***** Provided material

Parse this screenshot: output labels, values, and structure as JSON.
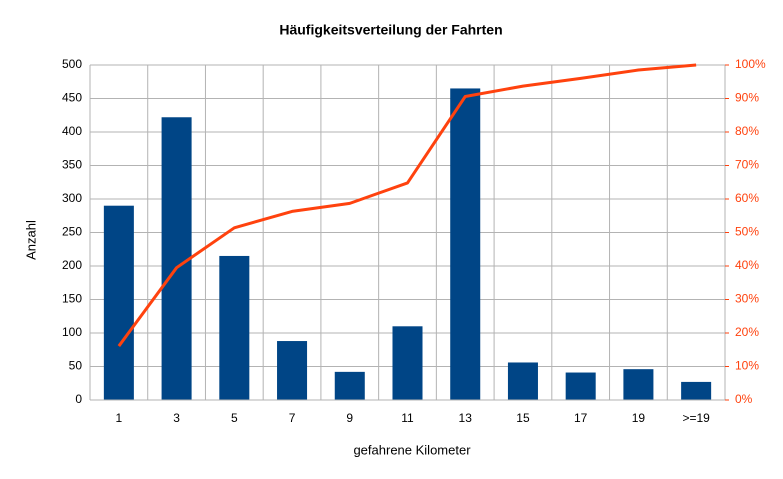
{
  "chart_data": {
    "type": "bar_pareto",
    "title": "Häufigkeitsverteilung der Fahrten",
    "x_label": "gefahrene Kilometer",
    "y_label": "Anzahl",
    "categories": [
      "1",
      "3",
      "5",
      "7",
      "9",
      "11",
      "13",
      "15",
      "17",
      "19",
      ">=19"
    ],
    "series": [
      {
        "color": "#004586",
        "values": [
          290,
          422,
          215,
          88,
          42,
          110,
          465,
          56,
          41,
          46,
          27
        ]
      },
      {
        "color": "#ff420e",
        "axis": "y2",
        "values": [
          16.1,
          39.5,
          51.4,
          56.3,
          58.7,
          64.8,
          90.6,
          93.7,
          96.0,
          98.5,
          100
        ]
      }
    ],
    "ylim": [
      0,
      500
    ],
    "yticks": [
      0,
      50,
      100,
      150,
      200,
      250,
      300,
      350,
      400,
      450,
      500
    ],
    "y2lim": [
      0,
      100
    ],
    "y2ticks": [
      {
        "value": 0,
        "label": "0%"
      },
      {
        "value": 10,
        "label": "10%"
      },
      {
        "value": 20,
        "label": "20%"
      },
      {
        "value": 30,
        "label": "30%"
      },
      {
        "value": 40,
        "label": "40%"
      },
      {
        "value": 50,
        "label": "50%"
      },
      {
        "value": 60,
        "label": "60%"
      },
      {
        "value": 70,
        "label": "70%"
      },
      {
        "value": 80,
        "label": "80%"
      },
      {
        "value": 90,
        "label": "90%"
      },
      {
        "value": 100,
        "label": "100%"
      }
    ],
    "y2_color": "#ff420e",
    "grid": true
  }
}
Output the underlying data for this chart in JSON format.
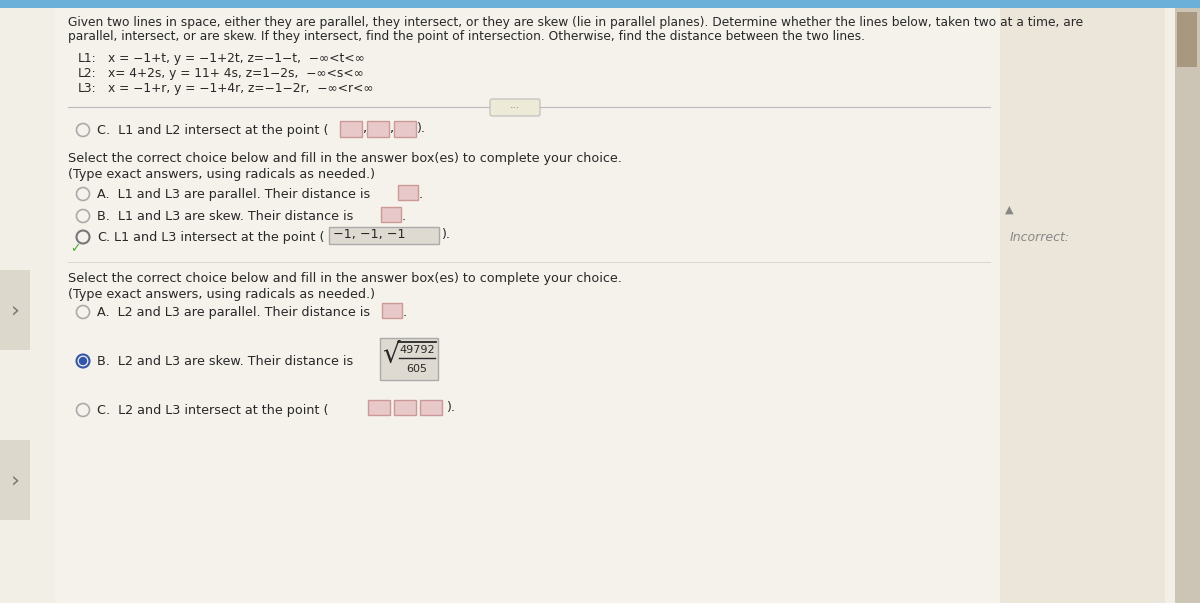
{
  "bg_main": "#f2efe6",
  "bg_right_panel": "#e8e2d8",
  "bg_header": "#5ba4c8",
  "scrollbar_color": "#c8bfb0",
  "scrollbar_thumb": "#a89888",
  "nav_arrow_bg": "#ddd8cc",
  "divider_color": "#bbbbbb",
  "text_dark": "#222222",
  "text_medium": "#444444",
  "text_light": "#888888",
  "radio_stroke": "#aaaaaa",
  "radio_selected_stroke": "#555588",
  "radio_fill": "#5577bb",
  "box_fill_pink": "#e8c8c8",
  "box_border_pink": "#cc9999",
  "box_fill_answer": "#dedad2",
  "box_border_answer": "#aaaaaa",
  "checkmark_color": "#44aa33",
  "incorrect_color": "#999999",
  "title_line1": "Given two lines in space, either they are parallel, they intersect, or they are skew (lie in parallel planes). Determine whether the lines below, taken two at a time, are",
  "title_line2": "parallel, intersect, or are skew. If they intersect, find the point of intersection. Otherwise, find the distance between the two lines.",
  "l1_label": "L1:",
  "l1_eq": "x = −1+t, y = −1+2t, z=−1−t,  −∞<t<∞",
  "l2_label": "L2:",
  "l2_eq": "x= 4+2s, y = 11+ 4s, z=1−2s,  −∞<s<∞",
  "l3_label": "L3:",
  "l3_eq": "x = −1+r, y = −1+4r, z=−1−2r,  −∞<r<∞",
  "section_c_l1l2": "C.  L1 and L2 intersect at the point (",
  "select_instruction": "Select the correct choice below and fill in the answer box(es) to complete your choice.",
  "type_instruction": "(Type exact answers, using radicals as needed.)",
  "optA_l1l3": "A.  L1 and L3 are parallel. Their distance is",
  "optB_l1l3": "B.  L1 and L3 are skew. Their distance is",
  "optC_l1l3_pre": "C.",
  "optC_l1l3_text": "L1 and L3 intersect at the point (",
  "optC_l1l3_answer": "−1, −1, −1",
  "incorrect_label": "Incorrect:",
  "select_instruction2": "Select the correct choice below and fill in the answer box(es) to complete your choice.",
  "type_instruction2": "(Type exact answers, using radicals as needed.)",
  "optA_l2l3": "A.  L2 and L3 are parallel. Their distance is",
  "optB_l2l3_pre": "B.  L2 and L3 are skew. Their distance is",
  "fraction_num": "49792",
  "fraction_den": "605",
  "optC_l2l3": "C.  L2 and L3 intersect at the point ("
}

**********

To be done: Print out every entry above without changing a word, and leave out the pictures.

Complete answer:
Parse this screenshot: output labels, values, and structure as JSON.
{
  "chart_data": {
    "type": "bar_pareto",
    "title": "Häufigkeitsverteilung der Fahrten",
    "x_label": "gefahrene Kilometer",
    "y_label": "Anzahl",
    "categories": [
      "1",
      "3",
      "5",
      "7",
      "9",
      "11",
      "13",
      "15",
      "17",
      "19",
      ">=19"
    ],
    "series": [
      {
        "color": "#004586",
        "values": [
          290,
          422,
          215,
          88,
          42,
          110,
          465,
          56,
          41,
          46,
          27
        ]
      },
      {
        "color": "#ff420e",
        "axis": "y2",
        "values": [
          16.1,
          39.5,
          51.4,
          56.3,
          58.7,
          64.8,
          90.6,
          93.7,
          96.0,
          98.5,
          100
        ]
      }
    ],
    "ylim": [
      0,
      500
    ],
    "yticks": [
      0,
      50,
      100,
      150,
      200,
      250,
      300,
      350,
      400,
      450,
      500
    ],
    "y2lim": [
      0,
      100
    ],
    "y2ticks": [
      {
        "value": 0,
        "label": "0%"
      },
      {
        "value": 10,
        "label": "10%"
      },
      {
        "value": 20,
        "label": "20%"
      },
      {
        "value": 30,
        "label": "30%"
      },
      {
        "value": 40,
        "label": "40%"
      },
      {
        "value": 50,
        "label": "50%"
      },
      {
        "value": 60,
        "label": "60%"
      },
      {
        "value": 70,
        "label": "70%"
      },
      {
        "value": 80,
        "label": "80%"
      },
      {
        "value": 90,
        "label": "90%"
      },
      {
        "value": 100,
        "label": "100%"
      }
    ],
    "y2_color": "#ff420e",
    "grid": true
  }
}
Output the underlying data for this chart in JSON format.
{
  "bg_main": "#f2efe6",
  "bg_right_panel": "#e8e2d8",
  "bg_header": "#5ba4c8",
  "scrollbar_color": "#c8bfb0",
  "scrollbar_thumb": "#a89888",
  "nav_arrow_bg": "#ddd8cc",
  "divider_color": "#bbbbbb",
  "text_dark": "#222222",
  "text_medium": "#444444",
  "text_light": "#888888",
  "radio_stroke": "#aaaaaa",
  "radio_selected_stroke": "#555588",
  "radio_fill": "#5577bb",
  "box_fill_pink": "#e8c8c8",
  "box_border_pink": "#cc9999",
  "box_fill_answer": "#dedad2",
  "box_border_answer": "#aaaaaa",
  "checkmark_color": "#44aa33",
  "incorrect_color": "#999999",
  "title_line1": "Given two lines in space, either they are parallel, they intersect, or they are skew (lie in parallel planes). Determine whether the lines below, taken two at a time, are",
  "title_line2": "parallel, intersect, or are skew. If they intersect, find the point of intersection. Otherwise, find the distance between the two lines.",
  "l1_label": "L1:",
  "l1_eq": "x = −1+t, y = −1+2t, z=−1−t,  −∞<t<∞",
  "l2_label": "L2:",
  "l2_eq": "x= 4+2s, y = 11+ 4s, z=1−2s,  −∞<s<∞",
  "l3_label": "L3:",
  "l3_eq": "x = −1+r, y = −1+4r, z=−1−2r,  −∞<r<∞",
  "section_c_l1l2": "C.  L1 and L2 intersect at the point (",
  "select_instruction": "Select the correct choice below and fill in the answer box(es) to complete your choice.",
  "type_instruction": "(Type exact answers, using radicals as needed.)",
  "optA_l1l3": "A.  L1 and L3 are parallel. Their distance is",
  "optB_l1l3": "B.  L1 and L3 are skew. Their distance is",
  "optC_l1l3_pre": "C.",
  "optC_l1l3_text": "L1 and L3 intersect at the point (",
  "optC_l1l3_answer": "−1, −1, −1",
  "incorrect_label": "Incorrect:",
  "select_instruction2": "Select the correct choice below and fill in the answer box(es) to complete your choice.",
  "type_instruction2": "(Type exact answers, using radicals as needed.)",
  "optA_l2l3": "A.  L2 and L3 are parallel. Their distance is",
  "optB_l2l3_pre": "B.  L2 and L3 are skew. Their distance is",
  "fraction_num": "49792",
  "fraction_den": "605",
  "optC_l2l3": "C.  L2 and L3 intersect at the point ("
}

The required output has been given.